Exercise aim
Below are some records; reproduce every one of them exactly.

Data for the task
========================================

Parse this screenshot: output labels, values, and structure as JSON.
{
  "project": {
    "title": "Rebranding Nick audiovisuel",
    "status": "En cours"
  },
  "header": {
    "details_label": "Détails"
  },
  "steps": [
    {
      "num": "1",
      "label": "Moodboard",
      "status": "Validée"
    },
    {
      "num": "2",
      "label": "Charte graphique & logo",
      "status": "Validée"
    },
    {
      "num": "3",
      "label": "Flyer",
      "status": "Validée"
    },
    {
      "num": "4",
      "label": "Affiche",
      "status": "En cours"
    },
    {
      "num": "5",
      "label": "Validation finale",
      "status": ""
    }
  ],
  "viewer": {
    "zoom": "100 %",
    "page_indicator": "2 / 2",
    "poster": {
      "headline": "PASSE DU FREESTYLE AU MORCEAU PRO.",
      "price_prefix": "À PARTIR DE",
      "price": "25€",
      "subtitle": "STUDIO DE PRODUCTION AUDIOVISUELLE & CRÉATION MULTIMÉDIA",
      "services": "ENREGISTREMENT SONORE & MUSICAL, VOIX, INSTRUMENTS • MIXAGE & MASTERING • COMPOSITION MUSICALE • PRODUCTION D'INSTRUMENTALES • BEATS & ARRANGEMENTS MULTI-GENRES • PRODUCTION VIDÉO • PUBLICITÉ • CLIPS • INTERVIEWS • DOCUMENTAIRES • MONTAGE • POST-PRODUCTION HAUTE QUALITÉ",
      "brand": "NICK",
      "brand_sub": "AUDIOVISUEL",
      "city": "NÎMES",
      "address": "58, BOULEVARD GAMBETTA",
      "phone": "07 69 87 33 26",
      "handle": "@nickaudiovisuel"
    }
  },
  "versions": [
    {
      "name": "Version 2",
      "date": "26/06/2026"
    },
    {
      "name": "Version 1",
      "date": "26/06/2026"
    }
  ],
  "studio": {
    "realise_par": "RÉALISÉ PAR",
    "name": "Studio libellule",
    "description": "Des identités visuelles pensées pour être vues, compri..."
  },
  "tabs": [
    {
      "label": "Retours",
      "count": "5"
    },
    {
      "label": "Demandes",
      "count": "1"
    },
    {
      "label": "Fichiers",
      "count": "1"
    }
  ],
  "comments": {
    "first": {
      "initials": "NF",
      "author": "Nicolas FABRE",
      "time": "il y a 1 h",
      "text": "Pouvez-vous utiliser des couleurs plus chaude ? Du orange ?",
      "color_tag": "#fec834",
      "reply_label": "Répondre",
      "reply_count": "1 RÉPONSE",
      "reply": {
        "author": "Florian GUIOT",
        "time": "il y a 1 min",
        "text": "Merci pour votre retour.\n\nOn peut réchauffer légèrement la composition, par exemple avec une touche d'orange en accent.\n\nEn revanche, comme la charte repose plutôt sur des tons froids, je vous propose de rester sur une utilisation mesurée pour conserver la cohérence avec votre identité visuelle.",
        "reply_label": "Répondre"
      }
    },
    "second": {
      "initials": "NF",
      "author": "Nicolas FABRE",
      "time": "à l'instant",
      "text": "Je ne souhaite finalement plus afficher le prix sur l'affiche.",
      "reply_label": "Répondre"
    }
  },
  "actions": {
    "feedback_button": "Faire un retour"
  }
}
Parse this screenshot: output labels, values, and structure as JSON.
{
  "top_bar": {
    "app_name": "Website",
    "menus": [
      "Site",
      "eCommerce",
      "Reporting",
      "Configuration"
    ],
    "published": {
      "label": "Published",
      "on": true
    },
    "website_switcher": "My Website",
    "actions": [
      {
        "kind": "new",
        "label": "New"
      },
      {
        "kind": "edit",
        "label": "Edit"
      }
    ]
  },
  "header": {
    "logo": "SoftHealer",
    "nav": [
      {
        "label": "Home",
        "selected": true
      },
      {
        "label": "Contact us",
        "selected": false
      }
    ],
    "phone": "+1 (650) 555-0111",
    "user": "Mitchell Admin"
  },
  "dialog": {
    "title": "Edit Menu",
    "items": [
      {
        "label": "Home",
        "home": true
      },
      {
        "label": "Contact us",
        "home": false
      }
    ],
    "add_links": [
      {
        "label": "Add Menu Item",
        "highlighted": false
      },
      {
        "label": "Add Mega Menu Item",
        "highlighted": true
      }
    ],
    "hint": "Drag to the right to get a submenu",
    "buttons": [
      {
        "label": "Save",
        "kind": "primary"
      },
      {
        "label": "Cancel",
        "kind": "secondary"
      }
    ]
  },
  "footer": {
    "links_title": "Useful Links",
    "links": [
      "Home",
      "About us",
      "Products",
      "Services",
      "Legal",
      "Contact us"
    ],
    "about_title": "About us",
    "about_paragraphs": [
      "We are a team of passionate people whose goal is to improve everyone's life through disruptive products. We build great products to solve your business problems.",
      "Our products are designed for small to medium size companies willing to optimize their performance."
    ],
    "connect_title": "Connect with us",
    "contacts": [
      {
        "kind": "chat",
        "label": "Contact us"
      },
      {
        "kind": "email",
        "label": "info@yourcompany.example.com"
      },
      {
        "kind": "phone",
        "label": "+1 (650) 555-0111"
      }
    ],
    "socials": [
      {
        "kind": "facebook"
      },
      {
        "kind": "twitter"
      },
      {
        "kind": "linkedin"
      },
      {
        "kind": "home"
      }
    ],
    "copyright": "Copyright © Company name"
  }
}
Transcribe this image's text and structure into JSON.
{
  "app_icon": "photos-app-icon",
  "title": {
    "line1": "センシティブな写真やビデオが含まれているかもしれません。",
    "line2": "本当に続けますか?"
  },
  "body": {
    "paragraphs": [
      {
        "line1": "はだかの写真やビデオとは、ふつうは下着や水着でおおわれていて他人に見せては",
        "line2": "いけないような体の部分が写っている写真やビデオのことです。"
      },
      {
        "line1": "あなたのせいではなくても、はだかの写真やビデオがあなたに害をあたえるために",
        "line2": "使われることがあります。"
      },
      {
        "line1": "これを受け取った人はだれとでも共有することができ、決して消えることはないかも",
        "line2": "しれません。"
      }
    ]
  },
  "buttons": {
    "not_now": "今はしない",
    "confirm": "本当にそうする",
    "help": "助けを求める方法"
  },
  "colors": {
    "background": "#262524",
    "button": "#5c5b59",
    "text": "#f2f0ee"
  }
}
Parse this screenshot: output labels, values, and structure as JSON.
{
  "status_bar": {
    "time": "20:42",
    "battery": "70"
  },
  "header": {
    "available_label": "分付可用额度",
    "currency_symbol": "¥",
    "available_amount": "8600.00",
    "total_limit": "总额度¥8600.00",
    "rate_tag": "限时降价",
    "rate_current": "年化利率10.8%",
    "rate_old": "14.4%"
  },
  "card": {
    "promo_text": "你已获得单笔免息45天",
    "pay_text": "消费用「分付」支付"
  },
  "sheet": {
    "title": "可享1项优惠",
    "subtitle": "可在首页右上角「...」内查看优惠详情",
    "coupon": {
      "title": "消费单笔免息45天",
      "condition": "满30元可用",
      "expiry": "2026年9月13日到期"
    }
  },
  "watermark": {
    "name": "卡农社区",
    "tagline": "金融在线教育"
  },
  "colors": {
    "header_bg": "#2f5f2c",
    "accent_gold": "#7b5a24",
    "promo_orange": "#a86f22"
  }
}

========================================

Reply to the exercise
Parse this screenshot: output labels, values, and structure as JSON.
{
  "project": {
    "title": "Rebranding Nick audiovisuel",
    "status": "En cours"
  },
  "header": {
    "details_label": "Détails"
  },
  "steps": [
    {
      "num": "1",
      "label": "Moodboard",
      "status": "Validée"
    },
    {
      "num": "2",
      "label": "Charte graphique & logo",
      "status": "Validée"
    },
    {
      "num": "3",
      "label": "Flyer",
      "status": "Validée"
    },
    {
      "num": "4",
      "label": "Affiche",
      "status": "En cours"
    },
    {
      "num": "5",
      "label": "Validation finale",
      "status": ""
    }
  ],
  "viewer": {
    "zoom": "100 %",
    "page_indicator": "2 / 2",
    "poster": {
      "headline": "PASSE DU FREESTYLE AU MORCEAU PRO.",
      "price_prefix": "À PARTIR DE",
      "price": "25€",
      "subtitle": "STUDIO DE PRODUCTION AUDIOVISUELLE & CRÉATION MULTIMÉDIA",
      "services": "ENREGISTREMENT SONORE & MUSICAL, VOIX, INSTRUMENTS • MIXAGE & MASTERING • COMPOSITION MUSICALE • PRODUCTION D'INSTRUMENTALES • BEATS & ARRANGEMENTS MULTI-GENRES • PRODUCTION VIDÉO • PUBLICITÉ • CLIPS • INTERVIEWS • DOCUMENTAIRES • MONTAGE • POST-PRODUCTION HAUTE QUALITÉ",
      "brand": "NICK",
      "brand_sub": "AUDIOVISUEL",
      "city": "NÎMES",
      "address": "58, BOULEVARD GAMBETTA",
      "phone": "07 69 87 33 26",
      "handle": "@nickaudiovisuel"
    }
  },
  "versions": [
    {
      "name": "Version 2",
      "date": "26/06/2026"
    },
    {
      "name": "Version 1",
      "date": "26/06/2026"
    }
  ],
  "studio": {
    "realise_par": "RÉALISÉ PAR",
    "name": "Studio libellule",
    "description": "Des identités visuelles pensées pour être vues, compri..."
  },
  "tabs": [
    {
      "label": "Retours",
      "count": "5"
    },
    {
      "label": "Demandes",
      "count": "1"
    },
    {
      "label": "Fichiers",
      "count": "1"
    }
  ],
  "comments": {
    "first": {
      "initials": "NF",
      "author": "Nicolas FABRE",
      "time": "il y a 1 h",
      "text": "Pouvez-vous utiliser des couleurs plus chaude ? Du orange ?",
      "color_tag": "#fec834",
      "reply_label": "Répondre",
      "reply_count": "1 RÉPONSE",
      "reply": {
        "author": "Florian GUIOT",
        "time": "il y a 1 min",
        "text": "Merci pour votre retour.\n\nOn peut réchauffer légèrement la composition, par exemple avec une touche d'orange en accent.\n\nEn revanche, comme la charte repose plutôt sur des tons froids, je vous propose de rester sur une utilisation mesurée pour conserver la cohérence avec votre identité visuelle.",
        "reply_label": "Répondre"
      }
    },
    "second": {
      "initials": "NF",
      "author": "Nicolas FABRE",
      "time": "à l'instant",
      "text": "Je ne souhaite finalement plus afficher le prix sur l'affiche.",
      "reply_label": "Répondre"
    }
  },
  "actions": {
    "feedback_button": "Faire un retour"
  }
}
Parse this screenshot: output labels, values, and structure as JSON.
{
  "top_bar": {
    "app_name": "Website",
    "menus": [
      "Site",
      "eCommerce",
      "Reporting",
      "Configuration"
    ],
    "published": {
      "label": "Published",
      "on": true
    },
    "website_switcher": "My Website",
    "actions": [
      {
        "kind": "new",
        "label": "New"
      },
      {
        "kind": "edit",
        "label": "Edit"
      }
    ]
  },
  "header": {
    "logo": "SoftHealer",
    "nav": [
      {
        "label": "Home",
        "selected": true
      },
      {
        "label": "Contact us",
        "selected": false
      }
    ],
    "phone": "+1 (650) 555-0111",
    "user": "Mitchell Admin"
  },
  "dialog": {
    "title": "Edit Menu",
    "items": [
      {
        "label": "Home",
        "home": true
      },
      {
        "label": "Contact us",
        "home": false
      }
    ],
    "add_links": [
      {
        "label": "Add Menu Item",
        "highlighted": false
      },
      {
        "label": "Add Mega Menu Item",
        "highlighted": true
      }
    ],
    "hint": "Drag to the right to get a submenu",
    "buttons": [
      {
        "label": "Save",
        "kind": "primary"
      },
      {
        "label": "Cancel",
        "kind": "secondary"
      }
    ]
  },
  "footer": {
    "links_title": "Useful Links",
    "links": [
      "Home",
      "About us",
      "Products",
      "Services",
      "Legal",
      "Contact us"
    ],
    "about_title": "About us",
    "about_paragraphs": [
      "We are a team of passionate people whose goal is to improve everyone's life through disruptive products. We build great products to solve your business problems.",
      "Our products are designed for small to medium size companies willing to optimize their performance."
    ],
    "connect_title": "Connect with us",
    "contacts": [
      {
        "kind": "chat",
        "label": "Contact us"
      },
      {
        "kind": "email",
        "label": "info@yourcompany.example.com"
      },
      {
        "kind": "phone",
        "label": "+1 (650) 555-0111"
      }
    ],
    "socials": [
      {
        "kind": "facebook"
      },
      {
        "kind": "twitter"
      },
      {
        "kind": "linkedin"
      },
      {
        "kind": "home"
      }
    ],
    "copyright": "Copyright © Company name"
  }
}
Transcribe this image's text and structure into JSON.
{
  "app_icon": "photos-app-icon",
  "title": {
    "line1": "センシティブな写真やビデオが含まれているかもしれません。",
    "line2": "本当に続けますか?"
  },
  "body": {
    "paragraphs": [
      {
        "line1": "はだかの写真やビデオとは、ふつうは下着や水着でおおわれていて他人に見せては",
        "line2": "いけないような体の部分が写っている写真やビデオのことです。"
      },
      {
        "line1": "あなたのせいではなくても、はだかの写真やビデオがあなたに害をあたえるために",
        "line2": "使われることがあります。"
      },
      {
        "line1": "これを受け取った人はだれとでも共有することができ、決して消えることはないかも",
        "line2": "しれません。"
      }
    ]
  },
  "buttons": {
    "not_now": "今はしない",
    "confirm": "本当にそうする",
    "help": "助けを求める方法"
  },
  "colors": {
    "background": "#262524",
    "button": "#5c5b59",
    "text": "#f2f0ee"
  }
}
Parse this screenshot: output labels, values, and structure as JSON.
{
  "status_bar": {
    "time": "20:42",
    "battery": "70"
  },
  "header": {
    "available_label": "分付可用额度",
    "currency_symbol": "¥",
    "available_amount": "8600.00",
    "total_limit": "总额度¥8600.00",
    "rate_tag": "限时降价",
    "rate_current": "年化利率10.8%",
    "rate_old": "14.4%"
  },
  "card": {
    "promo_text": "你已获得单笔免息45天",
    "pay_text": "消费用「分付」支付"
  },
  "sheet": {
    "title": "可享1项优惠",
    "subtitle": "可在首页右上角「...」内查看优惠详情",
    "coupon": {
      "title": "消费单笔免息45天",
      "condition": "满30元可用",
      "expiry": "2026年9月13日到期"
    }
  },
  "watermark": {
    "name": "卡农社区",
    "tagline": "金融在线教育"
  },
  "colors": {
    "header_bg": "#2f5f2c",
    "accent_gold": "#7b5a24",
    "promo_orange": "#a86f22"
  }
}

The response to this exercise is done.